(Dataset entries)
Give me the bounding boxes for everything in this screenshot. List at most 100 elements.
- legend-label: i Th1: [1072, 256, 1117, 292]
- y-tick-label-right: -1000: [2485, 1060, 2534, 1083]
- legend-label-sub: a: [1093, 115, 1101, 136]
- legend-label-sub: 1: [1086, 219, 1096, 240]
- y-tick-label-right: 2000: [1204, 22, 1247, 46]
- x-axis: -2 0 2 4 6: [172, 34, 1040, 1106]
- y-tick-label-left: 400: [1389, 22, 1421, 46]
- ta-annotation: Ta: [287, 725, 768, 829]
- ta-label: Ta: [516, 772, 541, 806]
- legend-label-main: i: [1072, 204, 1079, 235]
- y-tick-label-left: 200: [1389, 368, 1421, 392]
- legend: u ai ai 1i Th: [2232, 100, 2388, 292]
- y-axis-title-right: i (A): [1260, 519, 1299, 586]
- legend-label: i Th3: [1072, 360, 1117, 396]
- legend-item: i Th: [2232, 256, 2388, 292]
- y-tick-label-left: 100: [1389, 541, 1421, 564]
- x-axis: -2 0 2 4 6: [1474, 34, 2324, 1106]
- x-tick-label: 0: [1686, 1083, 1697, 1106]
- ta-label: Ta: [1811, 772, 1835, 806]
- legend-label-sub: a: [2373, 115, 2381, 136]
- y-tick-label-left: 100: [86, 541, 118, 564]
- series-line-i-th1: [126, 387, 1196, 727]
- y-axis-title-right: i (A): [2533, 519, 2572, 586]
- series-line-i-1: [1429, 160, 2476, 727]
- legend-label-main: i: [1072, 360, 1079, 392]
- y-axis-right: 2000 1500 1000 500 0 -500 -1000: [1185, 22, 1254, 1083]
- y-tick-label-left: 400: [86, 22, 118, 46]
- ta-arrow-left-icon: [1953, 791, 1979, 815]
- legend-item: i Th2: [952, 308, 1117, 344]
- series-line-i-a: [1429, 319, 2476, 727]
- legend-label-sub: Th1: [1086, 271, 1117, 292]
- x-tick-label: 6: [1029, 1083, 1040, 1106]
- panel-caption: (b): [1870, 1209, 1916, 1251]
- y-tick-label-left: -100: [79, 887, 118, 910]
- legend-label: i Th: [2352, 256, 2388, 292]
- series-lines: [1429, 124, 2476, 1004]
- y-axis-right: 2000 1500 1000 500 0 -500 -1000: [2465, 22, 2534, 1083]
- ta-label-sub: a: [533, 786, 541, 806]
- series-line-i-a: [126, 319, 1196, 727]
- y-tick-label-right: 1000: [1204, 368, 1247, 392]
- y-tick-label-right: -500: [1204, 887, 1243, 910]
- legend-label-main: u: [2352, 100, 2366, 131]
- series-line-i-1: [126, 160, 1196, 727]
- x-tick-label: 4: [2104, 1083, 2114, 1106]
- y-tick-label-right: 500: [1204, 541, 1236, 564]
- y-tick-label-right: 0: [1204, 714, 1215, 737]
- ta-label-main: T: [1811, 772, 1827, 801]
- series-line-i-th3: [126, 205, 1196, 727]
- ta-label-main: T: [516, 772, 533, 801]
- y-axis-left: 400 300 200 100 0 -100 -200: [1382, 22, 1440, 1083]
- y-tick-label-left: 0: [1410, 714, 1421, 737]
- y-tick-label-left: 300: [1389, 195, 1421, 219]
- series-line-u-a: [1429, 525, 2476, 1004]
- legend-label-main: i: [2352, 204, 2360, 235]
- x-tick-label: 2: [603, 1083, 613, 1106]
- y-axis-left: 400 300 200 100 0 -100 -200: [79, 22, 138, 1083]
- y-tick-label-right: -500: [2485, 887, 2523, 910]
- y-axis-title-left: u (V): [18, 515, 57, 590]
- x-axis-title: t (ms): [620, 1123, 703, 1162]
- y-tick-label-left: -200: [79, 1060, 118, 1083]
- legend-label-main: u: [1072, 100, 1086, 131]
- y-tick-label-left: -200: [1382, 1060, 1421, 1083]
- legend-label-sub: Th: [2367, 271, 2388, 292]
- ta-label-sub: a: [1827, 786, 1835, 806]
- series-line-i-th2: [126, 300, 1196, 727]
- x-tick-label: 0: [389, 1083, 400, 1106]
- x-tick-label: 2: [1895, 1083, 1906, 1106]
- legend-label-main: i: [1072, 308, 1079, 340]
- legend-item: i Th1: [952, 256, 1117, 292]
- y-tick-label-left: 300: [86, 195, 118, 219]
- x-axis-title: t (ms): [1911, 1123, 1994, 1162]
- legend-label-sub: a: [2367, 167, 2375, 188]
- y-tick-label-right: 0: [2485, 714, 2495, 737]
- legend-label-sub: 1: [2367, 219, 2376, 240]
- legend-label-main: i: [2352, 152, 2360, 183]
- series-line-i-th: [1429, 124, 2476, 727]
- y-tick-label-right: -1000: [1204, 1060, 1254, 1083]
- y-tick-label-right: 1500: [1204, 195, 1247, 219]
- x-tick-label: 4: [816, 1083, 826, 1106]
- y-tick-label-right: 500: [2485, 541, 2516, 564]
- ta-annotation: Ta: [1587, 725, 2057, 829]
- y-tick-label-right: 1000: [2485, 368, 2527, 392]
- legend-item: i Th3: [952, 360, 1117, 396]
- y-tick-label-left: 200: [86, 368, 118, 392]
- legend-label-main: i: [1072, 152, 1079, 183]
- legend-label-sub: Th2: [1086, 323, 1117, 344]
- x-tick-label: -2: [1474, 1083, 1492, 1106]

» **Direction**
Could you give these records again line for line, with nothing changed?

» **Task response**
Give me the bounding boxes for everything in this screenshot. List at most 100 elements.
- legend-label: i Th1: [1072, 256, 1117, 292]
- y-tick-label-right: -1000: [2485, 1060, 2534, 1083]
- legend-label-sub: a: [1093, 115, 1101, 136]
- legend-label-sub: 1: [1086, 219, 1096, 240]
- y-tick-label-right: 2000: [1204, 22, 1247, 46]
- x-axis: -2 0 2 4 6: [172, 34, 1040, 1106]
- y-tick-label-left: 400: [1389, 22, 1421, 46]
- ta-annotation: Ta: [287, 725, 768, 829]
- ta-label: Ta: [516, 772, 541, 806]
- legend-label-main: i: [1072, 204, 1079, 235]
- y-tick-label-left: 200: [1389, 368, 1421, 392]
- legend: u ai ai 1i Th: [2232, 100, 2388, 292]
- y-axis-title-right: i (A): [1260, 519, 1299, 586]
- legend-label: i Th3: [1072, 360, 1117, 396]
- legend-item: i Th: [2232, 256, 2388, 292]
- y-tick-label-left: 100: [1389, 541, 1421, 564]
- x-axis: -2 0 2 4 6: [1474, 34, 2324, 1106]
- x-tick-label: 0: [1686, 1083, 1697, 1106]
- ta-label: Ta: [1811, 772, 1835, 806]
- legend-label-sub: a: [2373, 115, 2381, 136]
- y-tick-label-left: 100: [86, 541, 118, 564]
- series-line-i-th1: [126, 387, 1196, 727]
- y-axis-title-right: i (A): [2533, 519, 2572, 586]
- series-line-i-1: [1429, 160, 2476, 727]
- legend-label-main: i: [1072, 360, 1079, 392]
- y-axis-right: 2000 1500 1000 500 0 -500 -1000: [1185, 22, 1254, 1083]
- y-tick-label-left: 400: [86, 22, 118, 46]
- ta-arrow-left-icon: [1953, 791, 1979, 815]
- legend-item: i Th2: [952, 308, 1117, 344]
- series-line-i-a: [1429, 319, 2476, 727]
- legend-label-sub: Th1: [1086, 271, 1117, 292]
- x-tick-label: 6: [1029, 1083, 1040, 1106]
- panel-caption: (b): [1870, 1209, 1916, 1251]
- y-tick-label-left: -100: [79, 887, 118, 910]
- legend-label: i Th: [2352, 256, 2388, 292]
- series-lines: [1429, 124, 2476, 1004]
- y-axis-right: 2000 1500 1000 500 0 -500 -1000: [2465, 22, 2534, 1083]
- ta-label-sub: a: [533, 786, 541, 806]
- series-line-i-a: [126, 319, 1196, 727]
- y-tick-label-right: 1000: [1204, 368, 1247, 392]
- y-tick-label-right: -500: [1204, 887, 1243, 910]
- legend-label-main: u: [2352, 100, 2366, 131]
- series-line-i-1: [126, 160, 1196, 727]
- x-tick-label: 4: [2104, 1083, 2114, 1106]
- y-tick-label-right: 500: [1204, 541, 1236, 564]
- y-tick-label-right: 0: [1204, 714, 1215, 737]
- ta-label-main: T: [1811, 772, 1827, 801]
- series-line-i-th3: [126, 205, 1196, 727]
- ta-label-main: T: [516, 772, 533, 801]
- y-axis-left: 400 300 200 100 0 -100 -200: [1382, 22, 1440, 1083]
- y-tick-label-left: 0: [1410, 714, 1421, 737]
- y-tick-label-left: 300: [1389, 195, 1421, 219]
- series-line-u-a: [1429, 525, 2476, 1004]
- legend-label-main: i: [2352, 204, 2360, 235]
- x-tick-label: 2: [603, 1083, 613, 1106]
- y-axis-left: 400 300 200 100 0 -100 -200: [79, 22, 138, 1083]
- y-tick-label-right: -500: [2485, 887, 2523, 910]
- y-axis-title-left: u (V): [18, 515, 57, 590]
- x-axis-title: t (ms): [620, 1123, 703, 1162]
- y-tick-label-left: -200: [79, 1060, 118, 1083]
- legend-label-main: u: [1072, 100, 1086, 131]
- y-tick-label-left: -200: [1382, 1060, 1421, 1083]
- legend-label-sub: Th: [2367, 271, 2388, 292]
- ta-label-sub: a: [1827, 786, 1835, 806]
- series-line-i-th2: [126, 300, 1196, 727]
- x-tick-label: 0: [389, 1083, 400, 1106]
- x-tick-label: 2: [1895, 1083, 1906, 1106]
- legend-label-main: i: [1072, 308, 1079, 340]
- legend-item: i Th1: [952, 256, 1117, 292]
- y-tick-label-left: 300: [86, 195, 118, 219]
- x-axis-title: t (ms): [1911, 1123, 1994, 1162]
- legend-label-sub: a: [2367, 167, 2375, 188]
- y-tick-label-right: 0: [2485, 714, 2495, 737]
- legend-label-sub: 1: [2367, 219, 2376, 240]
- legend-label-main: i: [2352, 152, 2360, 183]
- series-line-i-th: [1429, 124, 2476, 727]
- y-tick-label-right: -1000: [1204, 1060, 1254, 1083]
- y-tick-label-right: 1500: [1204, 195, 1247, 219]
- x-tick-label: 4: [816, 1083, 826, 1106]
- y-tick-label-right: 500: [2485, 541, 2516, 564]
- ta-annotation: Ta: [1587, 725, 2057, 829]
- y-tick-label-right: 1000: [2485, 368, 2527, 392]
- legend-item: i Th3: [952, 360, 1117, 396]
- y-tick-label-left: 200: [86, 368, 118, 392]
- legend-label-main: i: [1072, 152, 1079, 183]
- legend-label-sub: Th2: [1086, 323, 1117, 344]
- x-tick-label: -2: [1474, 1083, 1492, 1106]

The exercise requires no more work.